To be done:
Only the lines from the line containing "What does this" through the final line of the entries should be printed, exactly as given, with the pictures left out.

-- Begin The records --

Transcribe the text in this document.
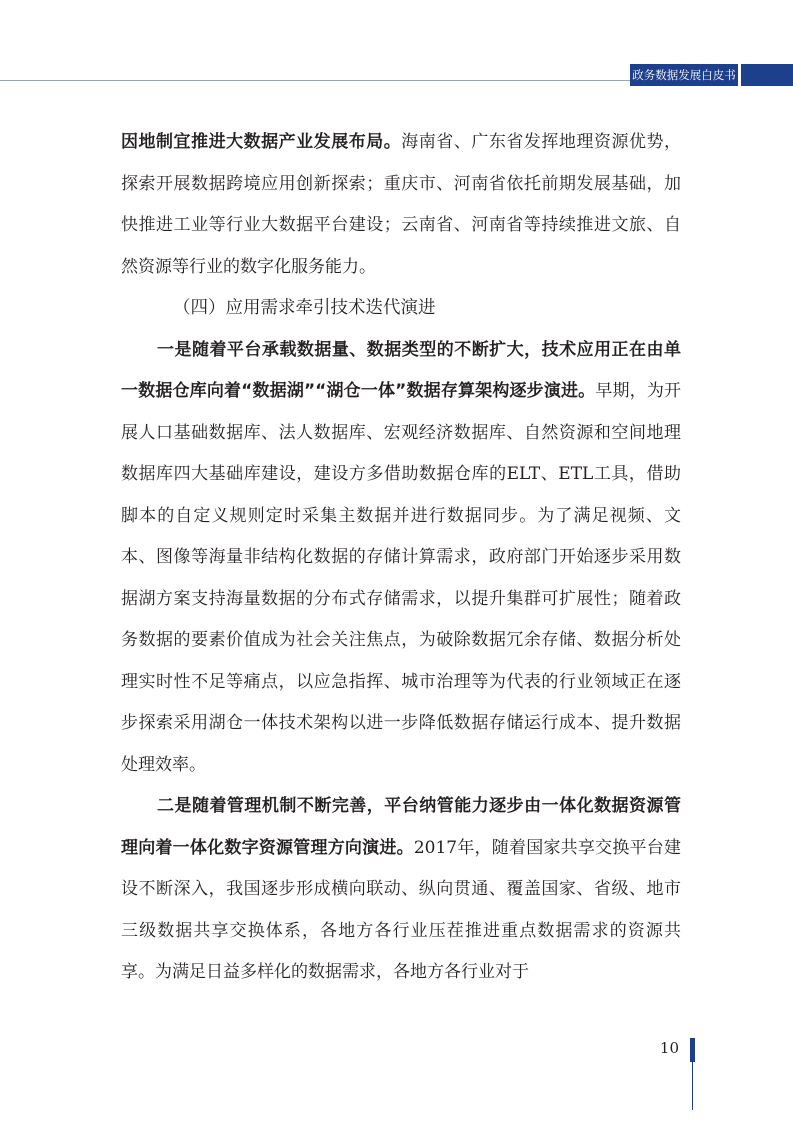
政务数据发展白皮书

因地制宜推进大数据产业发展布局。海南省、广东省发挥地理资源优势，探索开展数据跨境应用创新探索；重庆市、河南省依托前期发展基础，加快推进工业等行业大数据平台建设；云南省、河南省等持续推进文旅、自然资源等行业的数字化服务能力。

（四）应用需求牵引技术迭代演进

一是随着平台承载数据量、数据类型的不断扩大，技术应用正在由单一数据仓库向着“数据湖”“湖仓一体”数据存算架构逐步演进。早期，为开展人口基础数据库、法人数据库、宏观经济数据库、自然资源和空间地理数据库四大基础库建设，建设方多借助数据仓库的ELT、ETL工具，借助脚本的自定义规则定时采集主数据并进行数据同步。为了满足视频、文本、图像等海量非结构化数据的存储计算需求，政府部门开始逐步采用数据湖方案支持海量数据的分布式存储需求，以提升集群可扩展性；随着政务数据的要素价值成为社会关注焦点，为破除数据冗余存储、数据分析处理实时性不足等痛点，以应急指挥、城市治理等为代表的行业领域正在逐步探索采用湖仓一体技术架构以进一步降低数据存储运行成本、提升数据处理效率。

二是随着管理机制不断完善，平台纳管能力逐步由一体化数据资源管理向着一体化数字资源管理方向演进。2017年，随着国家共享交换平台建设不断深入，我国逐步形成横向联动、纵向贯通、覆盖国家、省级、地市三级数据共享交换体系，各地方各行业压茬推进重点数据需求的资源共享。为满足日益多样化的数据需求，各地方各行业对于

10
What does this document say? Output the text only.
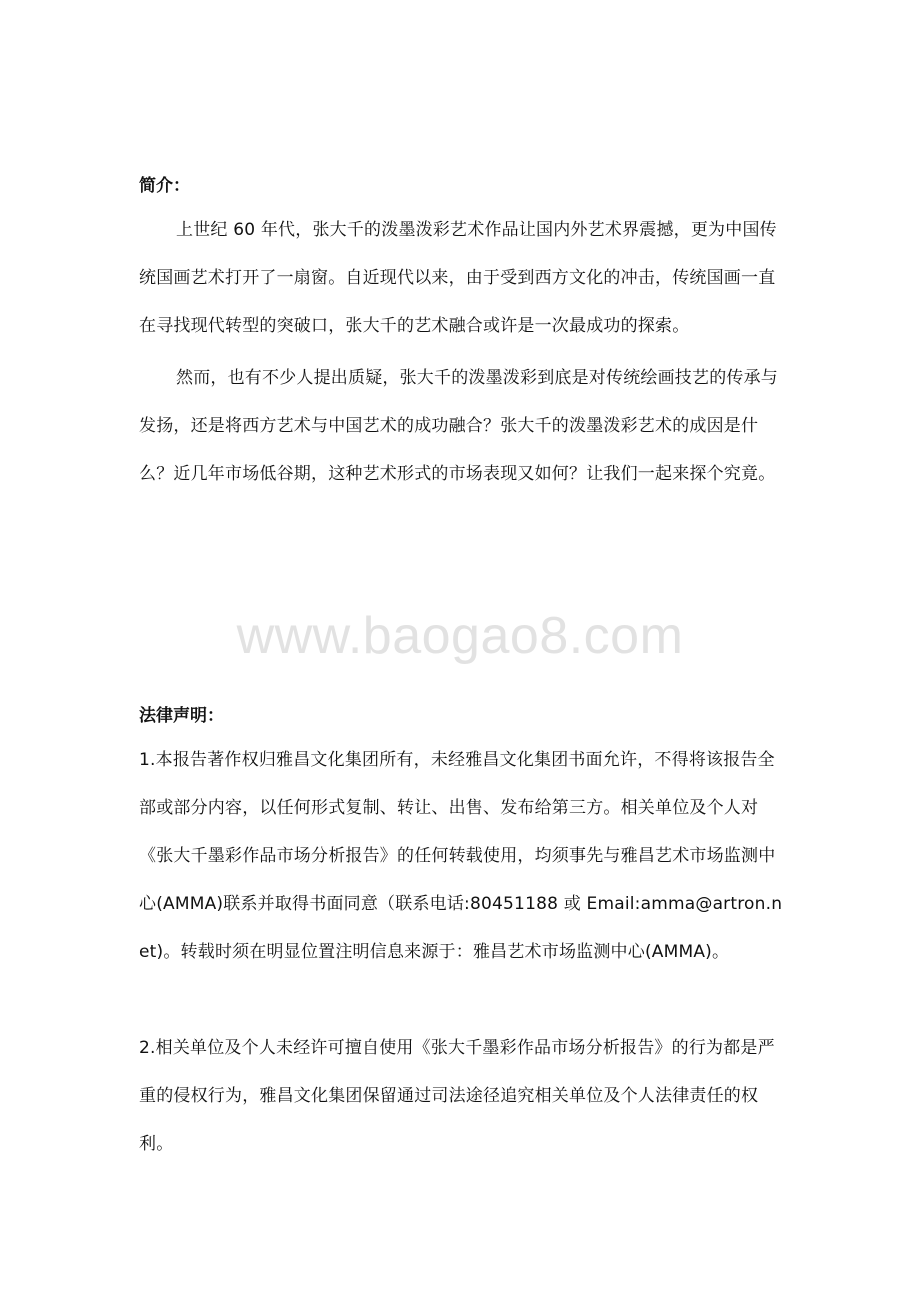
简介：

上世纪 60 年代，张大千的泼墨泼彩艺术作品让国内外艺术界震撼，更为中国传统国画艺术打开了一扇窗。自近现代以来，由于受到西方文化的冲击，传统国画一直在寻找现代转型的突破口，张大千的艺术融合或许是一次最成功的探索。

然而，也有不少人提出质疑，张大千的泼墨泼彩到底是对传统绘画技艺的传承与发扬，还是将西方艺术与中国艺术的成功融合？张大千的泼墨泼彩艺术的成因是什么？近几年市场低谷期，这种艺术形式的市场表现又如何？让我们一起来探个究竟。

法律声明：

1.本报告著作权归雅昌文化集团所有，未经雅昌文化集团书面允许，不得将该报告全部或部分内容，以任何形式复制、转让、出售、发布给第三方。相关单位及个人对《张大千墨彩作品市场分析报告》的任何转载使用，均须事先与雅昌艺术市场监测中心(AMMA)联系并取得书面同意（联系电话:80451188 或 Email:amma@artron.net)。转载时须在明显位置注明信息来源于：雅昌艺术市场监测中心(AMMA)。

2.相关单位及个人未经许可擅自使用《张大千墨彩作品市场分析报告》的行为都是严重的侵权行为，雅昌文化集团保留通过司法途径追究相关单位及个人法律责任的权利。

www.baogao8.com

-- End The records --

Answer below:
What does this document say? Output the text only.
简介：

上世纪 60 年代，张大千的泼墨泼彩艺术作品让国内外艺术界震撼，更为中国传统国画艺术打开了一扇窗。自近现代以来，由于受到西方文化的冲击，传统国画一直在寻找现代转型的突破口，张大千的艺术融合或许是一次最成功的探索。

然而，也有不少人提出质疑，张大千的泼墨泼彩到底是对传统绘画技艺的传承与发扬，还是将西方艺术与中国艺术的成功融合？张大千的泼墨泼彩艺术的成因是什么？近几年市场低谷期，这种艺术形式的市场表现又如何？让我们一起来探个究竟。

法律声明：

1.本报告著作权归雅昌文化集团所有，未经雅昌文化集团书面允许，不得将该报告全部或部分内容，以任何形式复制、转让、出售、发布给第三方。相关单位及个人对《张大千墨彩作品市场分析报告》的任何转载使用，均须事先与雅昌艺术市场监测中心(AMMA)联系并取得书面同意（联系电话:80451188 或 Email:amma@artron.net)。转载时须在明显位置注明信息来源于：雅昌艺术市场监测中心(AMMA)。

2.相关单位及个人未经许可擅自使用《张大千墨彩作品市场分析报告》的行为都是严重的侵权行为，雅昌文化集团保留通过司法途径追究相关单位及个人法律责任的权利。

www.baogao8.com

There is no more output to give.